Recorded data:
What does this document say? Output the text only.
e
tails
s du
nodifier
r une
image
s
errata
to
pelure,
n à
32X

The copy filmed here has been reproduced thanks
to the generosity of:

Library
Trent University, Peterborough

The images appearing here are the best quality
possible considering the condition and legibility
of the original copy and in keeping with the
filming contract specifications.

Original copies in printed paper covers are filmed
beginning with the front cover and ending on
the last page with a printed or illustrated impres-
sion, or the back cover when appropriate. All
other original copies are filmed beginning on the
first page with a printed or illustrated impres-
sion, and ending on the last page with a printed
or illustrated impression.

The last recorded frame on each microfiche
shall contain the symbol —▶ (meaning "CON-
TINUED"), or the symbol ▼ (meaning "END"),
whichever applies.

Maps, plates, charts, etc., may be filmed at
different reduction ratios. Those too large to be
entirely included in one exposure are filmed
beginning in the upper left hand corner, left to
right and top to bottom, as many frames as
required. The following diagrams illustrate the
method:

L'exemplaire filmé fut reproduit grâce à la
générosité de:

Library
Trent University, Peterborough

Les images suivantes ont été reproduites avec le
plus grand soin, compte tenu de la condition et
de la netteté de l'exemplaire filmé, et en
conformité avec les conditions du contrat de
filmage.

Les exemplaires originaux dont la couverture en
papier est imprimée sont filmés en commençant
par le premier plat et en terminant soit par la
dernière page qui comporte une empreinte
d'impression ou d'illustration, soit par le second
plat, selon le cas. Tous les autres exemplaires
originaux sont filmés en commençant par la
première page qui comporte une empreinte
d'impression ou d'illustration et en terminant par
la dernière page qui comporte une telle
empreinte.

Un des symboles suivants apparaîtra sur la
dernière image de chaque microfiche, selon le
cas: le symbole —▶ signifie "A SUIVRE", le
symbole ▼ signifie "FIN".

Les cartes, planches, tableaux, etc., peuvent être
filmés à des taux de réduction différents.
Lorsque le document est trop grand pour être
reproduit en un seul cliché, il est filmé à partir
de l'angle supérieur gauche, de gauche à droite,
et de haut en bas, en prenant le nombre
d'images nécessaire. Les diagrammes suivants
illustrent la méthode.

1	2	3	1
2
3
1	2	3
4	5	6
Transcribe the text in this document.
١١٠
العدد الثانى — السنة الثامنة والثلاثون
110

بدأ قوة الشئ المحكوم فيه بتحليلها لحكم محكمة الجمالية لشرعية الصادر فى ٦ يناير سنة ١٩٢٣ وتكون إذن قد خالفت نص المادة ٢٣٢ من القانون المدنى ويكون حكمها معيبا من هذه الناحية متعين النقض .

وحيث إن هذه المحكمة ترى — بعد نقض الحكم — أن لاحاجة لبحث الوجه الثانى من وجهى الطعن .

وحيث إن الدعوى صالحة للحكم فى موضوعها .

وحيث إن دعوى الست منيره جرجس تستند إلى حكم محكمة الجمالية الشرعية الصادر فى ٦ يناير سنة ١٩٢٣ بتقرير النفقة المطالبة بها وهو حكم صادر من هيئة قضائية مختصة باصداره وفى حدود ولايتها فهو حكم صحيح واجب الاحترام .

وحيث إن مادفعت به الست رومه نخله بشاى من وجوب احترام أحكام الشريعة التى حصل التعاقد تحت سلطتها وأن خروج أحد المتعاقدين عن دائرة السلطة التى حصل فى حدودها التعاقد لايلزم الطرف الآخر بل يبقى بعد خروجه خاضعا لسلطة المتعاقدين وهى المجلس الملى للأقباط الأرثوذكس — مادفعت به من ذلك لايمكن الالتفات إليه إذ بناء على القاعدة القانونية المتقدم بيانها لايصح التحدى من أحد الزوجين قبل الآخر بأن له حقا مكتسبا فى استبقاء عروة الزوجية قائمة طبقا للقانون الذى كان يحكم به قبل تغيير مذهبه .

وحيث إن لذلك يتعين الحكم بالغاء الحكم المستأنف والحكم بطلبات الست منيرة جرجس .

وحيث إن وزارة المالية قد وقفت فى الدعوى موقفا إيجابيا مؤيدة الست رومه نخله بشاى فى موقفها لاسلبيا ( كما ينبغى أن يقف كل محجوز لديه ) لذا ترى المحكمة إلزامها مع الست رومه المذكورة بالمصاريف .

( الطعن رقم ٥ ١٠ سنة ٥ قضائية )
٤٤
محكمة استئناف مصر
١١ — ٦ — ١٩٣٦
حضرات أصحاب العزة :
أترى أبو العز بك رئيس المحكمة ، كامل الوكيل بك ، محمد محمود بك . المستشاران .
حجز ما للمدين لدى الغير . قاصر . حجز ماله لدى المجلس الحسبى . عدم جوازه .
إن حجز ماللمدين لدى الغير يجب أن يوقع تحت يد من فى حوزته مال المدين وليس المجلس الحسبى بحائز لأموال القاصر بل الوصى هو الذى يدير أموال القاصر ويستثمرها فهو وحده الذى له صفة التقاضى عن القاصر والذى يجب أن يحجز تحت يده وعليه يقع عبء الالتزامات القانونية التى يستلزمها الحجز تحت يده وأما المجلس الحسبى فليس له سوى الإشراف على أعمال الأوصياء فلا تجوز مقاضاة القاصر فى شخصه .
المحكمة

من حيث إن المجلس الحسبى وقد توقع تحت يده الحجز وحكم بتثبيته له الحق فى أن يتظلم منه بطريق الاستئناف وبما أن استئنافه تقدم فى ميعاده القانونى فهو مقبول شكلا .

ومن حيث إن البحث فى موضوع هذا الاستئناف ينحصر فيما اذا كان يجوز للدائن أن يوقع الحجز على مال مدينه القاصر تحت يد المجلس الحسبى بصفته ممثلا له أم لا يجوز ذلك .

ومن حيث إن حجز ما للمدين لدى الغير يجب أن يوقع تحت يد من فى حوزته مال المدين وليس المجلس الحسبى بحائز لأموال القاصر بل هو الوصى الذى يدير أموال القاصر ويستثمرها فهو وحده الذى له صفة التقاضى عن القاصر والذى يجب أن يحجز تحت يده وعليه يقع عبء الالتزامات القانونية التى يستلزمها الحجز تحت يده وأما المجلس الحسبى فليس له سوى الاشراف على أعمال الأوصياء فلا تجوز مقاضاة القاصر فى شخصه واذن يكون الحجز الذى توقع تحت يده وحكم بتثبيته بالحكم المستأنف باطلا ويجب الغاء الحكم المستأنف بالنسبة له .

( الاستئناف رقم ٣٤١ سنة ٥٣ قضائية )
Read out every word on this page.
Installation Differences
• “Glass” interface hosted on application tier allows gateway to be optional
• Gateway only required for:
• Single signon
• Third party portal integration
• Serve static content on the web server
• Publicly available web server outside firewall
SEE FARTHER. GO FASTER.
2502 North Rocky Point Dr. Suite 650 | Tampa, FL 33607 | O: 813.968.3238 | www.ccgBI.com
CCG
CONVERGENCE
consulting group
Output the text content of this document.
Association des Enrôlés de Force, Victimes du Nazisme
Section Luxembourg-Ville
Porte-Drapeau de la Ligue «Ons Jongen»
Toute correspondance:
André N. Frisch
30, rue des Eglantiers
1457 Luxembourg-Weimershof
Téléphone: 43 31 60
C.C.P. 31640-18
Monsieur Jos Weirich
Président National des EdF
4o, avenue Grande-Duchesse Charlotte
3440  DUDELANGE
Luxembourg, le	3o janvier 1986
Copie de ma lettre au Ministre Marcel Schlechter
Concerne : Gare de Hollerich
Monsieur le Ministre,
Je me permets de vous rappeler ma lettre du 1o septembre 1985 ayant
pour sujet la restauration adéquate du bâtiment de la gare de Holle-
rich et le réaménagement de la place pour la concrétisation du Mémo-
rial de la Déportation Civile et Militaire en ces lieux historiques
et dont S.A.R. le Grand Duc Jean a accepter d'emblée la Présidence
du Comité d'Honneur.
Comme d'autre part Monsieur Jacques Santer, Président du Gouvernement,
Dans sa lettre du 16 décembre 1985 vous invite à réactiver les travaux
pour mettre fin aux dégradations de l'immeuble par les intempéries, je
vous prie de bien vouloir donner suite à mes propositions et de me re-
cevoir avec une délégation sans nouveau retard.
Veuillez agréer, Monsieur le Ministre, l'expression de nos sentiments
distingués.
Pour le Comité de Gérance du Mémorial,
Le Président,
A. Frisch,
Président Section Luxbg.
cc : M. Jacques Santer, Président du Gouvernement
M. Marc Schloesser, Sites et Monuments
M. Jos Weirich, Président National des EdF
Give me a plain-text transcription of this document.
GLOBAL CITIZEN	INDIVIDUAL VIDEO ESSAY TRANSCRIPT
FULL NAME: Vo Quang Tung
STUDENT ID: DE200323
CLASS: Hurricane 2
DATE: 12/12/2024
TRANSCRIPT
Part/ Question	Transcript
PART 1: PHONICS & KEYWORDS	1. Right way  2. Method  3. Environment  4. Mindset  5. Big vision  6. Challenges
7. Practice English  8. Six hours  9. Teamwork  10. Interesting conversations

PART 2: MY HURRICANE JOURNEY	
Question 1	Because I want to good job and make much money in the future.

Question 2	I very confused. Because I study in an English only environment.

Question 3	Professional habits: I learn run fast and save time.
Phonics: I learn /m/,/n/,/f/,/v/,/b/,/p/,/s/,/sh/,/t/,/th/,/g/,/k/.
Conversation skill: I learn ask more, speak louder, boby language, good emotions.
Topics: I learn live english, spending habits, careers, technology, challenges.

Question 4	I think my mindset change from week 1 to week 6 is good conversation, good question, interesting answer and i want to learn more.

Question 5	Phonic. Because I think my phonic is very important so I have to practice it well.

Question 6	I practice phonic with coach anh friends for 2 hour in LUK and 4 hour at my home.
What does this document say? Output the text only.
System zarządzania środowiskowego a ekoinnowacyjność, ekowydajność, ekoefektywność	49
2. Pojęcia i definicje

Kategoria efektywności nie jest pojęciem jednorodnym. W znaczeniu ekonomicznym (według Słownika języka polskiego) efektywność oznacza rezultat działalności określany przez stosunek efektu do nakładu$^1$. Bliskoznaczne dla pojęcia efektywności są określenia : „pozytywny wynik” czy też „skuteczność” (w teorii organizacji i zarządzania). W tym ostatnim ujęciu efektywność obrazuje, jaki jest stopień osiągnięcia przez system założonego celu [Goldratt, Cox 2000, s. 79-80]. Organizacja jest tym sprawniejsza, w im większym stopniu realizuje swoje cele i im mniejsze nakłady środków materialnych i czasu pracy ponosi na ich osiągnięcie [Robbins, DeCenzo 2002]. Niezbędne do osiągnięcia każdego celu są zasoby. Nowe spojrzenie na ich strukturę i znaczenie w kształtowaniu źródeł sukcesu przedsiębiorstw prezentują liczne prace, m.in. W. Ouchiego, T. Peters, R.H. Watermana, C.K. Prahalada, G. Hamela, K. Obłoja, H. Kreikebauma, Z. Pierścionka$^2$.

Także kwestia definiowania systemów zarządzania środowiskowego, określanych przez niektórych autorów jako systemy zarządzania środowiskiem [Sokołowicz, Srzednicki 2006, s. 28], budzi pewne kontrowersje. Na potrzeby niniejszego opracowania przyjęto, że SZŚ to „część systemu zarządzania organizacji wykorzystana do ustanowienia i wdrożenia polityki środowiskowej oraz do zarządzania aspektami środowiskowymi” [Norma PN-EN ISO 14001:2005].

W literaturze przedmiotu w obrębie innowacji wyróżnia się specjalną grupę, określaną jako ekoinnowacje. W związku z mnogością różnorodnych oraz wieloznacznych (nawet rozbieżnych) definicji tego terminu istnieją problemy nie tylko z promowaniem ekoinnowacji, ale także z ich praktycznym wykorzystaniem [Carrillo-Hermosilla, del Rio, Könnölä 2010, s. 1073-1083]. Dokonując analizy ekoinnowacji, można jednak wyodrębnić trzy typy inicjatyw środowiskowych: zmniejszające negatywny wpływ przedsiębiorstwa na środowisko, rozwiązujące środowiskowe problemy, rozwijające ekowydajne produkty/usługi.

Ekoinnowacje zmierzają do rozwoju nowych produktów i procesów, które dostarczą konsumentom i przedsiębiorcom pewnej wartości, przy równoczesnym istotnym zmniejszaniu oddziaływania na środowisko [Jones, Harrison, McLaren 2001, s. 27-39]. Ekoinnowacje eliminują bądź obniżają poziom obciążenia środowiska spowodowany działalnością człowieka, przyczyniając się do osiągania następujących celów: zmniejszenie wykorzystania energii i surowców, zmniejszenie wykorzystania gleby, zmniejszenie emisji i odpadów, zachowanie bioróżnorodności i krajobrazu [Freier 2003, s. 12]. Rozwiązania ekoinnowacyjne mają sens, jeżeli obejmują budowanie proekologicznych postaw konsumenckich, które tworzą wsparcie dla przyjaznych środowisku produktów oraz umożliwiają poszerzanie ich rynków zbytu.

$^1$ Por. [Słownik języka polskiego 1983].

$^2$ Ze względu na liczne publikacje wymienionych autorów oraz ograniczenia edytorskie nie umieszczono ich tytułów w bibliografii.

Your objective: Which lines contain "commençant"? Copy each of them.

In response:
papier est imprimée sont filmés en commençant
originaux sont filmés en commençant par la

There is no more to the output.